§ Task directions
Write the next part of the authors' reply about milk-derived oligosaccharides and liver disease in mice, starting after its final sentence.

§ Excerpt to read
== Segment start ==
Thank you very much for your comments.


In the abstract, it was stated that milk-related oligosaccharides have cancer-preventive effects. In this revision, we tried to change the description after the result of the relationship between blood glucose level and carcinogenesis in experiment 1.

abstract L46-50

"Taken together, suppressing the increase in blood glucose level from a young age prevented susceptible individuals from diabetes and the onset of NAFLD/NASH, as well as carcinogenesis. Milk-derived oligosaccharides showed a lowering effect on blood glucose levels, which may be expected to prevent liver carcinogenesis."

In the Discussion, we explained too much about the involvement of SCFA from various angles, even though SCFA did not show significant results, which led to misunderstanding.
In the revision, we changed the description mainly in this part.

In Discussion, L 356-L383

"As for metabolic disturbance, improvements in fatty degeneration were observed in the oligosaccharide-treated groups. To unveil the underlying metabolic actions in the liver, we examined lipid-metabolism related genes such as Cpt-1a, Fasn, Fatp5, CD36, ChREBP, Mttp and glycogenesis-related genes including G6pase, Pepck1, Pepck2. However, all genes examined in the present study did not reveal the evidence of oligosaccharide-induced fatty liver suppression. One possibility for lacking significance between the treatment groups vs controls in this study was considered that the degree of hepatic fatty degeneration was too mild in the control group. As mentioned above, the advantage of TSOD mice is   their spontaneous development of various metabolic syndrome, however the disadvantage is the NASH-like pathogenic phenotypes less severe than other NASH models. Therefore, these metabolic genes in diet-induced NASH model will be further investigated.
== Segment end ==
§ Record extracts
== Segment start ==
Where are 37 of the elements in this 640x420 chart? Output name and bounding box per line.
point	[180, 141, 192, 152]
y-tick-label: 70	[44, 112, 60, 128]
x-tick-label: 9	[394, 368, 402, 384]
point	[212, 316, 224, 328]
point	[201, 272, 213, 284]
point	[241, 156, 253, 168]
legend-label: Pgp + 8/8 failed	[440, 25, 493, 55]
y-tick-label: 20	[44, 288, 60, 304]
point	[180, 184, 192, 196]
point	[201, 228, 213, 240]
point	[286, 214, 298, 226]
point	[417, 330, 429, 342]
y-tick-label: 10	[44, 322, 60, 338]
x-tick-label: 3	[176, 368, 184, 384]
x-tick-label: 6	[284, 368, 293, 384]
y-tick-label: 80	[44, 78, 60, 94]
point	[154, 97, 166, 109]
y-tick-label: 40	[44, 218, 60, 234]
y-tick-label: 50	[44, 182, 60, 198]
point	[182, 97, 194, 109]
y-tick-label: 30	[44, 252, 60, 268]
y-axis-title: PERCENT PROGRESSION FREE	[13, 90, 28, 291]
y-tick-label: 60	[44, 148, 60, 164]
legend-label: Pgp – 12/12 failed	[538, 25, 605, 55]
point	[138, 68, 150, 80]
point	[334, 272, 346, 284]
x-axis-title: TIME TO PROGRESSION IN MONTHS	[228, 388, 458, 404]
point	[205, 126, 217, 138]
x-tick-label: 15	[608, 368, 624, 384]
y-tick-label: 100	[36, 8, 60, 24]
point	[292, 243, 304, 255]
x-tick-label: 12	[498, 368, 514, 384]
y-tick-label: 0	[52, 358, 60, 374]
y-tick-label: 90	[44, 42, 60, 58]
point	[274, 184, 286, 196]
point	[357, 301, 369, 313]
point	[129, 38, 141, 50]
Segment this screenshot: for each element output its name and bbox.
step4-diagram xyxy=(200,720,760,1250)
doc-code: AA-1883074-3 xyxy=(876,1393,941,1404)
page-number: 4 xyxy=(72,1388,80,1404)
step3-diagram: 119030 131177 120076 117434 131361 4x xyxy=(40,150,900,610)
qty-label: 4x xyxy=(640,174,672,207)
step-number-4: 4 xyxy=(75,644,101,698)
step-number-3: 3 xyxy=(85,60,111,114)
== Segment end ==
§ Response to the task
Regarding the morphological changes in islets of Langerhans in the pancreas and their increased areas in hyperglycemic TSOD mice, it is likely that these changes reflect the compensatory swelling of beta-cells under insulin resistance; this is because the exocrine gland’s invasion into islets and beta-cell fragmentation clustering coincidently . Moreover, the degree of islet destruction was strongly correlated with the occurrence of liver tumors. Therefore, our results propose  a novel clinic perspective insofar as the risk of hepatic carcinogenesis could be predicted by the distortion degree of islets of Langerhans at a younger age. Based on the protective effects of milk-related oligosaccharides on beta-cells, we hypothesized that the potential underlying mode of action might be SCFAs produced from oligosaccharides by intestinal bacteria, but no significant changes in serum SCFA levels was observed. More sophisticate analysis on either the amount or organ-specific localization of SCFAs will be further investigated,  since beta-cells have SCFAs receptors (26,27), and several studies suggest the effect of propionic acid and butyric acid on improving insulin sensitivity and preventing inflammation. (28)(29) (30) (31)."